The exercise :: Examine the records and identify each line that includes the string "Cesium". Copy those lines.

Listed records ::
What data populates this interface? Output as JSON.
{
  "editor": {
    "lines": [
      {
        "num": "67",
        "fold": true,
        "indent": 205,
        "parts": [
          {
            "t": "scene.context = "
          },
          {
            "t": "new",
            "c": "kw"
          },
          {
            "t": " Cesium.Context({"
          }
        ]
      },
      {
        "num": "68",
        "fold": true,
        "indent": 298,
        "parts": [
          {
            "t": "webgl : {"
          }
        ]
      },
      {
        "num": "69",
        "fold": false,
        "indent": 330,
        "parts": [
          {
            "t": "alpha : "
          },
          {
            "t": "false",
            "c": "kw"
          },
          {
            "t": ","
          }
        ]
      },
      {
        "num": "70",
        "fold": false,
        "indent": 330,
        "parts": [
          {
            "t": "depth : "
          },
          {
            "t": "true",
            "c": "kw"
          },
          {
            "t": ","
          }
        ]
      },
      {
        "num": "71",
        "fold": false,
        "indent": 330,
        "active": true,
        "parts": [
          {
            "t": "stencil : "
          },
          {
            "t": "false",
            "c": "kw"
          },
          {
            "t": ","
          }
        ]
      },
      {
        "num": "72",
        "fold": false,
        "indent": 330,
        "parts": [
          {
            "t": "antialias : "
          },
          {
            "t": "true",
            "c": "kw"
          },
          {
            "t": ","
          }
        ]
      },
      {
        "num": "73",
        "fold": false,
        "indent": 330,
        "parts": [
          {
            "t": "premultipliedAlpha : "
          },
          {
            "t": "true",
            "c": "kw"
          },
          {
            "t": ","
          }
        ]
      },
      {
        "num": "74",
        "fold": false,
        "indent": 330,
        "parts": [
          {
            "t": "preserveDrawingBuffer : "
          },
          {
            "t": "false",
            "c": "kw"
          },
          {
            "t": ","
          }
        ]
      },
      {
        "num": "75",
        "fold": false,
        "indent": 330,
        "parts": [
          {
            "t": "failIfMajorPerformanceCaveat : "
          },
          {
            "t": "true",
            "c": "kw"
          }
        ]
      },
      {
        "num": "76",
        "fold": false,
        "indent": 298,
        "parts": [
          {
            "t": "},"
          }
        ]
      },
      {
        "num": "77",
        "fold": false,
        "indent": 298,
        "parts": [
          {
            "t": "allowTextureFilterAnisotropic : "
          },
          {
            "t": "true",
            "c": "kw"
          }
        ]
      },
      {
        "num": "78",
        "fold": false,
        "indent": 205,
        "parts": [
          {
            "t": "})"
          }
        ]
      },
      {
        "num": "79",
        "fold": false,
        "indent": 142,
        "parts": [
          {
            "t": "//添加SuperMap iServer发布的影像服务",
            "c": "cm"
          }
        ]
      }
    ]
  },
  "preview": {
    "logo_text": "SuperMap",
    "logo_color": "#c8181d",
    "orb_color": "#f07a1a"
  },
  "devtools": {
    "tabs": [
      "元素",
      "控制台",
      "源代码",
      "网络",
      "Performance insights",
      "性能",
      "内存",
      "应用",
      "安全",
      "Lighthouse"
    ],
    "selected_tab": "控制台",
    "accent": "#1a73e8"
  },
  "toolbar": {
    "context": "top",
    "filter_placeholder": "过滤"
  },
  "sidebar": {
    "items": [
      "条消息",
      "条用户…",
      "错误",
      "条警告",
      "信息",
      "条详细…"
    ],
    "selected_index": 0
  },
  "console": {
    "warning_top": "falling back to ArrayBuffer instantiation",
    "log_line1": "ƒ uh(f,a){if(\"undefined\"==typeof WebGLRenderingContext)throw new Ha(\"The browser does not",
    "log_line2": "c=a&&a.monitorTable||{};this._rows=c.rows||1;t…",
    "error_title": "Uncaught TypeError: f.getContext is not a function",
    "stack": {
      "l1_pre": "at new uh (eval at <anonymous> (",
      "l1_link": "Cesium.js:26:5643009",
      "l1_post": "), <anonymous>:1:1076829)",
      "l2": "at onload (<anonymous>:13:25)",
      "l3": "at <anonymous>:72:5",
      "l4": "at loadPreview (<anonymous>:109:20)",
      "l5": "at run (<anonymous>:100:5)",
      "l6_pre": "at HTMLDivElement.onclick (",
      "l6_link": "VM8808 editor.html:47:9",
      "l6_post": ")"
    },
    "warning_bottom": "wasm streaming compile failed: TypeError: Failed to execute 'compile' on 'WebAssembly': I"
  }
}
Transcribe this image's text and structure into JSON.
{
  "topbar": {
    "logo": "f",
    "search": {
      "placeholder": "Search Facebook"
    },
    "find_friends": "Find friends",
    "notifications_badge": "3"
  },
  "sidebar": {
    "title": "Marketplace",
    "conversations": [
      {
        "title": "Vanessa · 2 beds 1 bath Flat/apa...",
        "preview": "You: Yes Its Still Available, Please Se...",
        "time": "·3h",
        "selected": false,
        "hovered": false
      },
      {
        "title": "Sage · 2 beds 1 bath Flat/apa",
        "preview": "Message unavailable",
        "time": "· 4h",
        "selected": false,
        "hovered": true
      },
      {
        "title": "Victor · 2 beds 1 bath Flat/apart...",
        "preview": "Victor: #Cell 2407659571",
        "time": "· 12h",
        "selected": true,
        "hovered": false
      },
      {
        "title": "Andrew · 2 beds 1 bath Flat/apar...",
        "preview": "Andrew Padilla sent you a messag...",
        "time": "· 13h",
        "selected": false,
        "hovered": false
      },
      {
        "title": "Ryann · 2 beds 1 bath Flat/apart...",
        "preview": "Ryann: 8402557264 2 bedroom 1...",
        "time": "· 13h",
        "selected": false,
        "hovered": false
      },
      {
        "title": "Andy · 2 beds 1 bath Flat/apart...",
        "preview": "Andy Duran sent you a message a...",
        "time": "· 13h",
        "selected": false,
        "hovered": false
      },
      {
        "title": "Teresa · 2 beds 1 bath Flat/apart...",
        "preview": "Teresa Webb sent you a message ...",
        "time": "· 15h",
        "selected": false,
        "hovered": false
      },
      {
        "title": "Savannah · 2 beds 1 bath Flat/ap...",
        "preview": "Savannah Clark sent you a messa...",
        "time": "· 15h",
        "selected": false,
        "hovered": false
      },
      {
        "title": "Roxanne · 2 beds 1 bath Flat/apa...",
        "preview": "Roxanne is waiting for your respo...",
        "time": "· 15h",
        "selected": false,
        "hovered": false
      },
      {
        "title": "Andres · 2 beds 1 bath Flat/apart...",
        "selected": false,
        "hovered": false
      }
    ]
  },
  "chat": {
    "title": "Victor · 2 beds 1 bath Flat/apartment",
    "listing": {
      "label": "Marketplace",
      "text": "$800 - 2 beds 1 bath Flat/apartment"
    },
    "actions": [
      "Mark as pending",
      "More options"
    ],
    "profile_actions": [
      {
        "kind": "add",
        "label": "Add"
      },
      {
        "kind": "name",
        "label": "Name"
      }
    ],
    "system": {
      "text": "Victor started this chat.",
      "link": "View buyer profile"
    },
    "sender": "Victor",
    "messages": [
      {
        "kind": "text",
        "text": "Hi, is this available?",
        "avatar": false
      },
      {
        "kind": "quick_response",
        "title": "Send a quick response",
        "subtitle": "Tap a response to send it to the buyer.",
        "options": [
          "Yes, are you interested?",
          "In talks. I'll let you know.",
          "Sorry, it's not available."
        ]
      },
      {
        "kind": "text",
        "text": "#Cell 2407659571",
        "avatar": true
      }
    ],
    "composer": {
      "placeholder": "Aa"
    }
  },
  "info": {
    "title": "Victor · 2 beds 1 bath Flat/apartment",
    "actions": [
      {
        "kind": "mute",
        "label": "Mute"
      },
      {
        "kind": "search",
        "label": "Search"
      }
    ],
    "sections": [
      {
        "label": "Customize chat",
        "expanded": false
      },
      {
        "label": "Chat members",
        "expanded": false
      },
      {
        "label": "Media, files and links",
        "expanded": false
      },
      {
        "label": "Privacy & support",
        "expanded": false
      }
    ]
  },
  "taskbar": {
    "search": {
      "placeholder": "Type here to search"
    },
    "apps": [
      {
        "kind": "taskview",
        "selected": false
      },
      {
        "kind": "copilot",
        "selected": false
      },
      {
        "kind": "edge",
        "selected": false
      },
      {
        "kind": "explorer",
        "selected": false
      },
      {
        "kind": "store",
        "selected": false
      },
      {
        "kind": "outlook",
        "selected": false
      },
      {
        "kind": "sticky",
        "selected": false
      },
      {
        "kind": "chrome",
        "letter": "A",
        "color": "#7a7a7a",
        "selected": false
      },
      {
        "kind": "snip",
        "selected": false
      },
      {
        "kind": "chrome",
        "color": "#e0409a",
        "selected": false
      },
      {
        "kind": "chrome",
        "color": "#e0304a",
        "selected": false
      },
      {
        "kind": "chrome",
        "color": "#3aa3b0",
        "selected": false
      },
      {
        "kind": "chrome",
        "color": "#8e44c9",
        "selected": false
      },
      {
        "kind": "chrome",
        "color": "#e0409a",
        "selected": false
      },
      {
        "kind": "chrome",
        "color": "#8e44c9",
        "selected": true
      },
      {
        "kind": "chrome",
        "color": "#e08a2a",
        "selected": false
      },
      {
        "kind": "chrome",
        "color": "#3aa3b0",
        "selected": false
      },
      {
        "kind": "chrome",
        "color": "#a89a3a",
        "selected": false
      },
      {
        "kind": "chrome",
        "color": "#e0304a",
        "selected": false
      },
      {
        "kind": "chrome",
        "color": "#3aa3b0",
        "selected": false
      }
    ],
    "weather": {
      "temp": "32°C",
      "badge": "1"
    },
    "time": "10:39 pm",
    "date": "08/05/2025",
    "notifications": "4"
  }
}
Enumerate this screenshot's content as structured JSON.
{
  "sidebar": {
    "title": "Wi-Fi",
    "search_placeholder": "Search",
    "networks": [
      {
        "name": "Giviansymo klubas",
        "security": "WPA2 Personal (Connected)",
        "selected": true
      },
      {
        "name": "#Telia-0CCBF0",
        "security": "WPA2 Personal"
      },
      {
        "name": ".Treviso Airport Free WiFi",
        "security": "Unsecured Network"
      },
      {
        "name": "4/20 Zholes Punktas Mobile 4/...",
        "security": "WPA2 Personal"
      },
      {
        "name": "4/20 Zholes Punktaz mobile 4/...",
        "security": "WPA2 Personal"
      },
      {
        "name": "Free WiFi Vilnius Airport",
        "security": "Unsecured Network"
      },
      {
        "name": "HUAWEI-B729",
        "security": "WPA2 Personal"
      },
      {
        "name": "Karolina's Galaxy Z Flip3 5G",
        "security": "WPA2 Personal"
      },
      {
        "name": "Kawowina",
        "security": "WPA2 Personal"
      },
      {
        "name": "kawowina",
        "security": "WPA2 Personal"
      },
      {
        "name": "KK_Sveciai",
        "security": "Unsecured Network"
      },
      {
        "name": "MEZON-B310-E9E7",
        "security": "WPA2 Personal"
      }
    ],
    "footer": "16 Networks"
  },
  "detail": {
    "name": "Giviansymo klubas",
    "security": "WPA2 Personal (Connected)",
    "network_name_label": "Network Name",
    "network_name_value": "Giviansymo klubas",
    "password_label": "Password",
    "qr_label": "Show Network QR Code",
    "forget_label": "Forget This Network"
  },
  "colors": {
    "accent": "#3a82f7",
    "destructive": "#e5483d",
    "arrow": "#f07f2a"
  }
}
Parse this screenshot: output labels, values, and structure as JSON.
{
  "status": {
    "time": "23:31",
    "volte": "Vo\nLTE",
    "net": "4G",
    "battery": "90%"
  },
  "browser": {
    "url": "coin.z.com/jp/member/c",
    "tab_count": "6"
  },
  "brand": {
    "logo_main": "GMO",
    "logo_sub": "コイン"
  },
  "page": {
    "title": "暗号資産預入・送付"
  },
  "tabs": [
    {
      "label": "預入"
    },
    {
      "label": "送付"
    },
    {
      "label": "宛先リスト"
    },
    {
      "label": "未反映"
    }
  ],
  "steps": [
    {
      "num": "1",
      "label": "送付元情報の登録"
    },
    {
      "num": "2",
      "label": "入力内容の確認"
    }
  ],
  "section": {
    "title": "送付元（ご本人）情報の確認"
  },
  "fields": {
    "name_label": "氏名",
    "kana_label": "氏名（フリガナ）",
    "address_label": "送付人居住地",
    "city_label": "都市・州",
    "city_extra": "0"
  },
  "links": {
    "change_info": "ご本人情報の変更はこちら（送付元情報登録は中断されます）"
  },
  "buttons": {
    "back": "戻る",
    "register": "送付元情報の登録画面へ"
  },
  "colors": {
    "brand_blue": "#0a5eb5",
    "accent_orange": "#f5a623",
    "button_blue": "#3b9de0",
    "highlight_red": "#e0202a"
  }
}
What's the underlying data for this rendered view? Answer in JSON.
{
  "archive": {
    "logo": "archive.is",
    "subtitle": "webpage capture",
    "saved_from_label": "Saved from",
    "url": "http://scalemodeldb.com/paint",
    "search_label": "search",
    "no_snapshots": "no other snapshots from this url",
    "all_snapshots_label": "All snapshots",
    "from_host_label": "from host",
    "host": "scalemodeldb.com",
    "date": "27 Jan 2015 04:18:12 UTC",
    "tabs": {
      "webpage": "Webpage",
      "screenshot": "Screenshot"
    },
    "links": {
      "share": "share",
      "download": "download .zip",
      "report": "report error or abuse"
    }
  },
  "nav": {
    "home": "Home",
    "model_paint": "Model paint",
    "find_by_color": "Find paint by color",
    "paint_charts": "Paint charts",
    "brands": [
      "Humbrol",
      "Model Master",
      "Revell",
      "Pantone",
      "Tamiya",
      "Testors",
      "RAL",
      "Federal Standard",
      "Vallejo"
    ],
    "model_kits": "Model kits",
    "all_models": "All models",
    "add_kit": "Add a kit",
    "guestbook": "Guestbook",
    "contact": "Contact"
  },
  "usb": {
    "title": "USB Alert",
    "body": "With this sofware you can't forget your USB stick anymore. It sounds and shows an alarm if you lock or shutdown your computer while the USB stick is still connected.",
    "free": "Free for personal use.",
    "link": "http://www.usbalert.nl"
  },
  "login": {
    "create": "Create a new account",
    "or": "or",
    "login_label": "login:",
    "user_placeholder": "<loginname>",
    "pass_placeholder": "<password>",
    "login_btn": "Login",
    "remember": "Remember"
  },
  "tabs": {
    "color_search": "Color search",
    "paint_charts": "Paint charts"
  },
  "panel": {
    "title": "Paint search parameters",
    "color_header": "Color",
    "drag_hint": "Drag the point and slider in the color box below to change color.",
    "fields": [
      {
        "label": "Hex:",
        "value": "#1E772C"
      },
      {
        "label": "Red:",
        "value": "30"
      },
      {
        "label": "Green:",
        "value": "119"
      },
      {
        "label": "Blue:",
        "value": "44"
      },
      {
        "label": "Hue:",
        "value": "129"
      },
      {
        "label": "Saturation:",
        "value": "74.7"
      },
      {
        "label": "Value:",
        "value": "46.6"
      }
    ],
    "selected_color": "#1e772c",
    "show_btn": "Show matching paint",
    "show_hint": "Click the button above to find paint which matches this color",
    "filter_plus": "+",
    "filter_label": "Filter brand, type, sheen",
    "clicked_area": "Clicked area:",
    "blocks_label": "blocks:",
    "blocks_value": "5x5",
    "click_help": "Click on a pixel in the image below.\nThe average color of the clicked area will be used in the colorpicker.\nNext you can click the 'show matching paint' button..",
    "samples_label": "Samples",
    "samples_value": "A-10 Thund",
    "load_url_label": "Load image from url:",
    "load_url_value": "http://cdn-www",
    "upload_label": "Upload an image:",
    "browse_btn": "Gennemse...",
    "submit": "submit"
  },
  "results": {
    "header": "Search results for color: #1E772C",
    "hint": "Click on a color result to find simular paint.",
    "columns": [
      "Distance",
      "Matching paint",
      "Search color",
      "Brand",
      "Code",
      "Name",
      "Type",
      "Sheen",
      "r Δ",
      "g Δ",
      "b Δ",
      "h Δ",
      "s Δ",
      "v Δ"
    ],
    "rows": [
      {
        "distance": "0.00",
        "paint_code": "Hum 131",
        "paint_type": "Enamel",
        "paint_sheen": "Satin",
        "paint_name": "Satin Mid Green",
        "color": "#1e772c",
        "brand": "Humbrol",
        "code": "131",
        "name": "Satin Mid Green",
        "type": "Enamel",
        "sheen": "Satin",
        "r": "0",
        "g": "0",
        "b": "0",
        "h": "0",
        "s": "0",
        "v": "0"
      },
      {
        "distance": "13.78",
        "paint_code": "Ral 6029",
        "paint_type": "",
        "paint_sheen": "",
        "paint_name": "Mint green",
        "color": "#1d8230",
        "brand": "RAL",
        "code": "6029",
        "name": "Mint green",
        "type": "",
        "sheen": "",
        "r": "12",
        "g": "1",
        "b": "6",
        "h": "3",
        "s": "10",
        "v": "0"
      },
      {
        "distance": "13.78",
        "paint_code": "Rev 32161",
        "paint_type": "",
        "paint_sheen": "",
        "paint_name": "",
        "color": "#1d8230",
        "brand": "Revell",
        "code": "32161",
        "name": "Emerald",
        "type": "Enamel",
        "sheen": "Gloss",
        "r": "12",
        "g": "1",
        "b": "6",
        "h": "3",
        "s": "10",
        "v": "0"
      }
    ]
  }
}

In response ::
            "t": " Cesium.Context({"
      "l1_link": "Cesium.js:26:5643009",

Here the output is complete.